Exercise aim -
Output every line exactly as written. Leave out pictures.

Data listing -

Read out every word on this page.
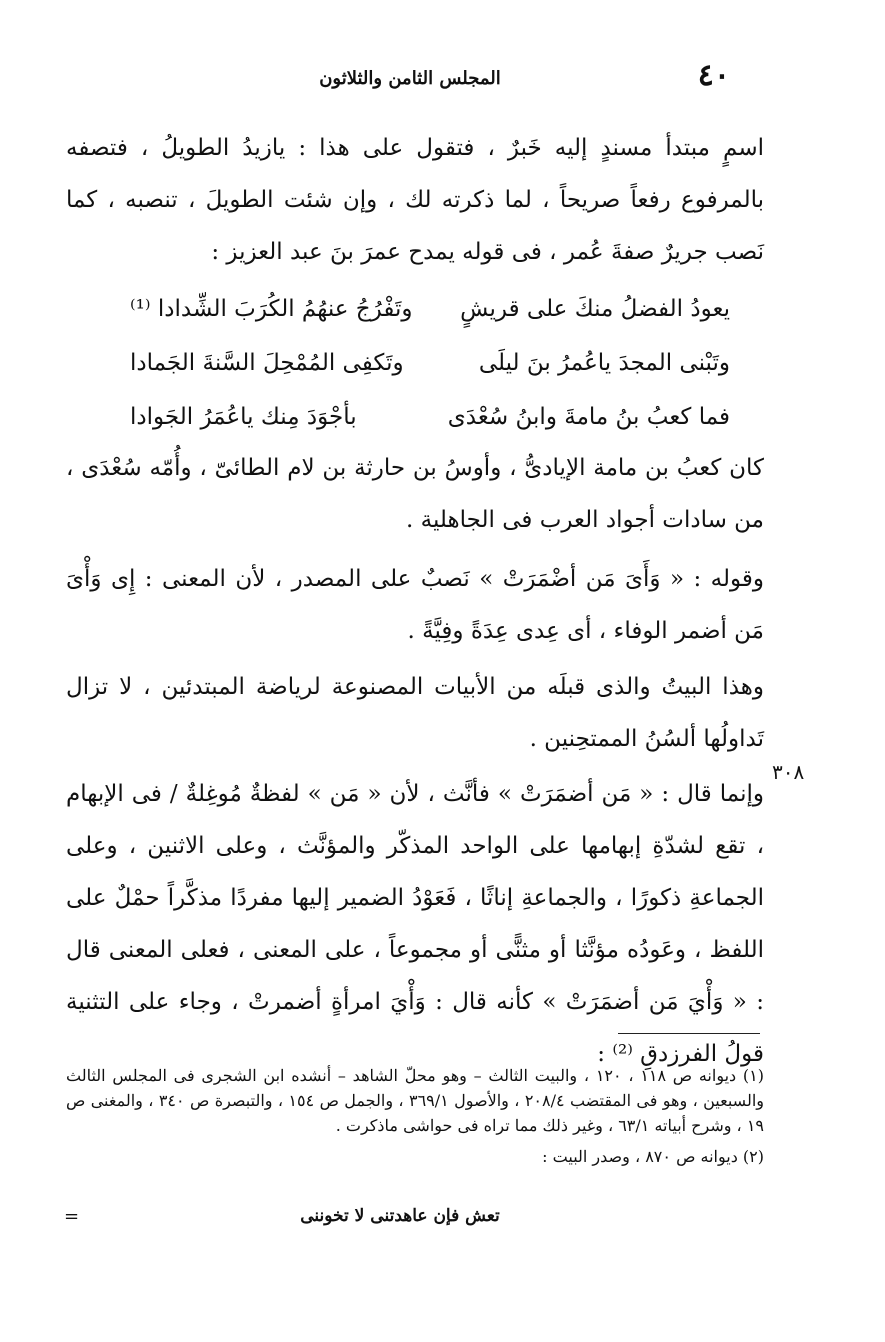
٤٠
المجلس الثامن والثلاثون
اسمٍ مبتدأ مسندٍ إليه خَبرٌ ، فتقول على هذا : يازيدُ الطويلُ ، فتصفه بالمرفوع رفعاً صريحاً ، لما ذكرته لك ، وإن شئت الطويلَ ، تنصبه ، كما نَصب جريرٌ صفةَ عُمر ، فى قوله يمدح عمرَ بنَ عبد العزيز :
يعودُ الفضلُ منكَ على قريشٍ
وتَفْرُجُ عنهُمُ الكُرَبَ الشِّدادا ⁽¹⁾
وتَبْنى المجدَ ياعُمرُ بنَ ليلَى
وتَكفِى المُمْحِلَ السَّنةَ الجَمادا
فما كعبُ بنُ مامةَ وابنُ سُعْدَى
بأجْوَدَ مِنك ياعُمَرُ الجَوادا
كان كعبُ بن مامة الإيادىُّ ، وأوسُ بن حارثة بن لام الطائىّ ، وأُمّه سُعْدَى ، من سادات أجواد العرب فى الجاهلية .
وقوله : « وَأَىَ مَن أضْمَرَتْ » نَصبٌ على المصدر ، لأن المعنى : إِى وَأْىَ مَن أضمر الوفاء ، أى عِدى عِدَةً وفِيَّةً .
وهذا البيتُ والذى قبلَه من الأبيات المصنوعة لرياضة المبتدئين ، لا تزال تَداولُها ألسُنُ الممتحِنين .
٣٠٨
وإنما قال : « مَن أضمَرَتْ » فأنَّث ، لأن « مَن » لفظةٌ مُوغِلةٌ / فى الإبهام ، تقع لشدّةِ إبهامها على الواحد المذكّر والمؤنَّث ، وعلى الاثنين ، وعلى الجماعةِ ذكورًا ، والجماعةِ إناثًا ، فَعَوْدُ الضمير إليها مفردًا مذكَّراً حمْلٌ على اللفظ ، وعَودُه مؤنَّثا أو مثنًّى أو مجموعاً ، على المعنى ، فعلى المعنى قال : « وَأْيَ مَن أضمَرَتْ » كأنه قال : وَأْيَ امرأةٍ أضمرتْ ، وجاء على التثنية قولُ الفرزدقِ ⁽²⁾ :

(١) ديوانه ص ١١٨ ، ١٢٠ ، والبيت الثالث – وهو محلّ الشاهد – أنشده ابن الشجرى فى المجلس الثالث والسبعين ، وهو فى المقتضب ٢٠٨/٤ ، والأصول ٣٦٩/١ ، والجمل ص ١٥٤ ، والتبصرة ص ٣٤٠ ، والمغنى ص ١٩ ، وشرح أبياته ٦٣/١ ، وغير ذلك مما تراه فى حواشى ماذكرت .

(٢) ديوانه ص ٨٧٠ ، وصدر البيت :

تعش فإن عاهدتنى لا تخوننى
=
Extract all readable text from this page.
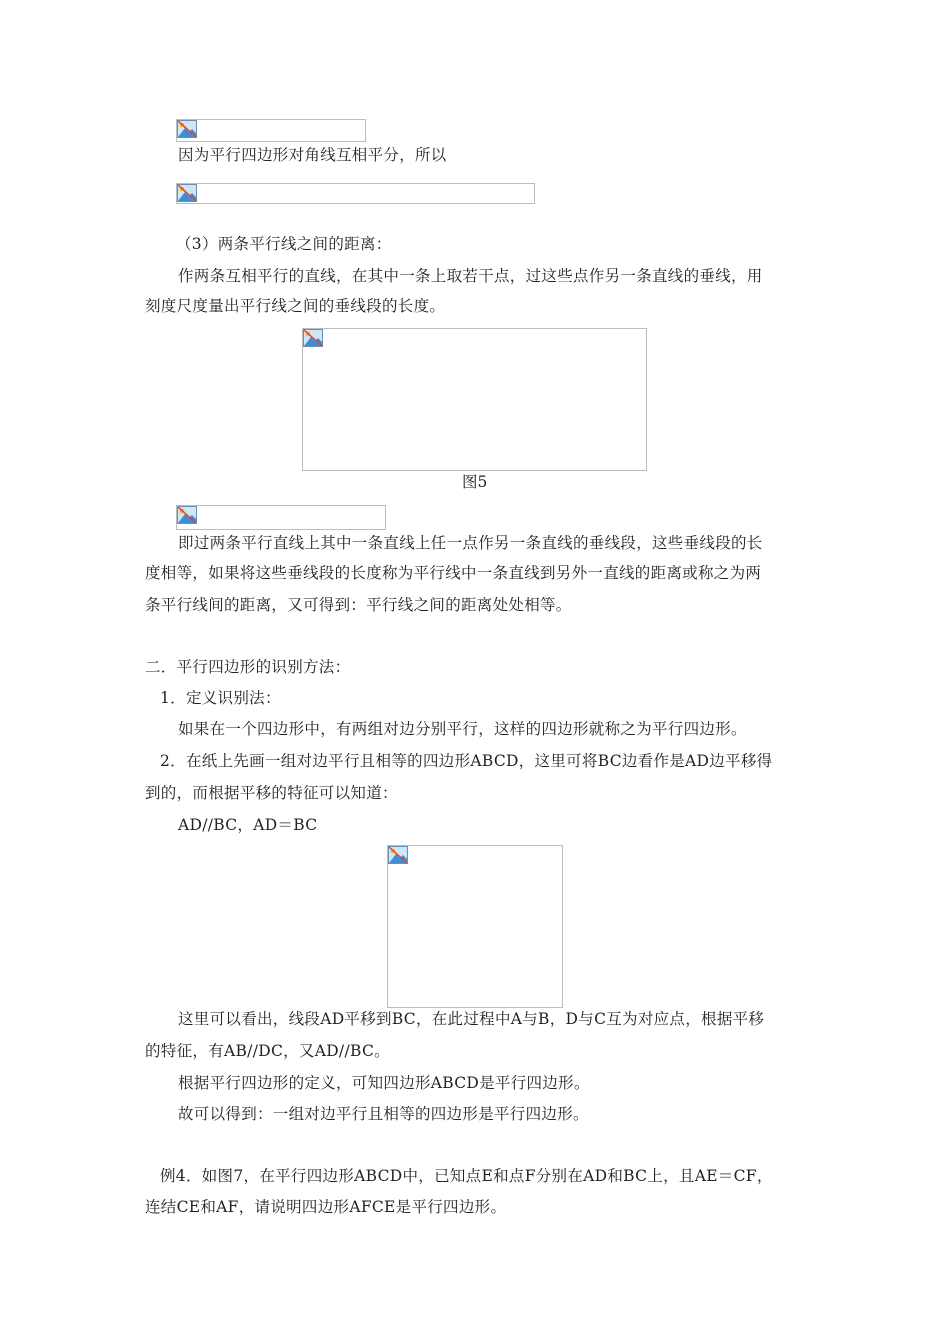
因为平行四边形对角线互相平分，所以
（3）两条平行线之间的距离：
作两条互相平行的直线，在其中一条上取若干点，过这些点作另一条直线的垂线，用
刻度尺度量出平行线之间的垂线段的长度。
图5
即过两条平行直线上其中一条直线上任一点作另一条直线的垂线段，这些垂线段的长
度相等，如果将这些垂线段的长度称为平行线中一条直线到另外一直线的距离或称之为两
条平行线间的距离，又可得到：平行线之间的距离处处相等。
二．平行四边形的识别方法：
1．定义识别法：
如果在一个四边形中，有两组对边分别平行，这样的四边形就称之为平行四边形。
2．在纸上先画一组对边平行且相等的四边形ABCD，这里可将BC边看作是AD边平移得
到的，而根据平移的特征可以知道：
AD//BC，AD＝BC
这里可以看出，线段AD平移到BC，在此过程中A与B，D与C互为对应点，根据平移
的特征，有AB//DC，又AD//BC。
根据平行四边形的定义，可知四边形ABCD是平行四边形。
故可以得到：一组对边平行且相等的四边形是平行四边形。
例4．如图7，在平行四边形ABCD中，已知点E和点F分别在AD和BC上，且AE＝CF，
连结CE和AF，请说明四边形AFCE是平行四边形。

The result -
Read out every word on this page.
٤٠
المجلس الثامن والثلاثون
اسمٍ مبتدأ مسندٍ إليه خَبرٌ ، فتقول على هذا : يازيدُ الطويلُ ، فتصفه بالمرفوع رفعاً صريحاً ، لما ذكرته لك ، وإن شئت الطويلَ ، تنصبه ، كما نَصب جريرٌ صفةَ عُمر ، فى قوله يمدح عمرَ بنَ عبد العزيز :
يعودُ الفضلُ منكَ على قريشٍ
وتَفْرُجُ عنهُمُ الكُرَبَ الشِّدادا ⁽¹⁾
وتَبْنى المجدَ ياعُمرُ بنَ ليلَى
وتَكفِى المُمْحِلَ السَّنةَ الجَمادا
فما كعبُ بنُ مامةَ وابنُ سُعْدَى
بأجْوَدَ مِنك ياعُمَرُ الجَوادا
كان كعبُ بن مامة الإيادىُّ ، وأوسُ بن حارثة بن لام الطائىّ ، وأُمّه سُعْدَى ، من سادات أجواد العرب فى الجاهلية .
وقوله : « وَأَىَ مَن أضْمَرَتْ » نَصبٌ على المصدر ، لأن المعنى : إِى وَأْىَ مَن أضمر الوفاء ، أى عِدى عِدَةً وفِيَّةً .
وهذا البيتُ والذى قبلَه من الأبيات المصنوعة لرياضة المبتدئين ، لا تزال تَداولُها ألسُنُ الممتحِنين .
٣٠٨
وإنما قال : « مَن أضمَرَتْ » فأنَّث ، لأن « مَن » لفظةٌ مُوغِلةٌ / فى الإبهام ، تقع لشدّةِ إبهامها على الواحد المذكّر والمؤنَّث ، وعلى الاثنين ، وعلى الجماعةِ ذكورًا ، والجماعةِ إناثًا ، فَعَوْدُ الضمير إليها مفردًا مذكَّراً حمْلٌ على اللفظ ، وعَودُه مؤنَّثا أو مثنًّى أو مجموعاً ، على المعنى ، فعلى المعنى قال : « وَأْيَ مَن أضمَرَتْ » كأنه قال : وَأْيَ امرأةٍ أضمرتْ ، وجاء على التثنية قولُ الفرزدقِ ⁽²⁾ :

(١) ديوانه ص ١١٨ ، ١٢٠ ، والبيت الثالث – وهو محلّ الشاهد – أنشده ابن الشجرى فى المجلس الثالث والسبعين ، وهو فى المقتضب ٢٠٨/٤ ، والأصول ٣٦٩/١ ، والجمل ص ١٥٤ ، والتبصرة ص ٣٤٠ ، والمغنى ص ١٩ ، وشرح أبياته ٦٣/١ ، وغير ذلك مما تراه فى حواشى ماذكرت .

(٢) ديوانه ص ٨٧٠ ، وصدر البيت :

تعش فإن عاهدتنى لا تخوننى
=
Extract all readable text from this page.
因为平行四边形对角线互相平分，所以
（3）两条平行线之间的距离：
作两条互相平行的直线，在其中一条上取若干点，过这些点作另一条直线的垂线，用
刻度尺度量出平行线之间的垂线段的长度。
图5
即过两条平行直线上其中一条直线上任一点作另一条直线的垂线段，这些垂线段的长
度相等，如果将这些垂线段的长度称为平行线中一条直线到另外一直线的距离或称之为两
条平行线间的距离，又可得到：平行线之间的距离处处相等。
二．平行四边形的识别方法：
1．定义识别法：
如果在一个四边形中，有两组对边分别平行，这样的四边形就称之为平行四边形。
2．在纸上先画一组对边平行且相等的四边形ABCD，这里可将BC边看作是AD边平移得
到的，而根据平移的特征可以知道：
AD//BC，AD＝BC
这里可以看出，线段AD平移到BC，在此过程中A与B，D与C互为对应点，根据平移
的特征，有AB//DC，又AD//BC。
根据平行四边形的定义，可知四边形ABCD是平行四边形。
故可以得到：一组对边平行且相等的四边形是平行四边形。
例4．如图7，在平行四边形ABCD中，已知点E和点F分别在AD和BC上，且AE＝CF，
连结CE和AF，请说明四边形AFCE是平行四边形。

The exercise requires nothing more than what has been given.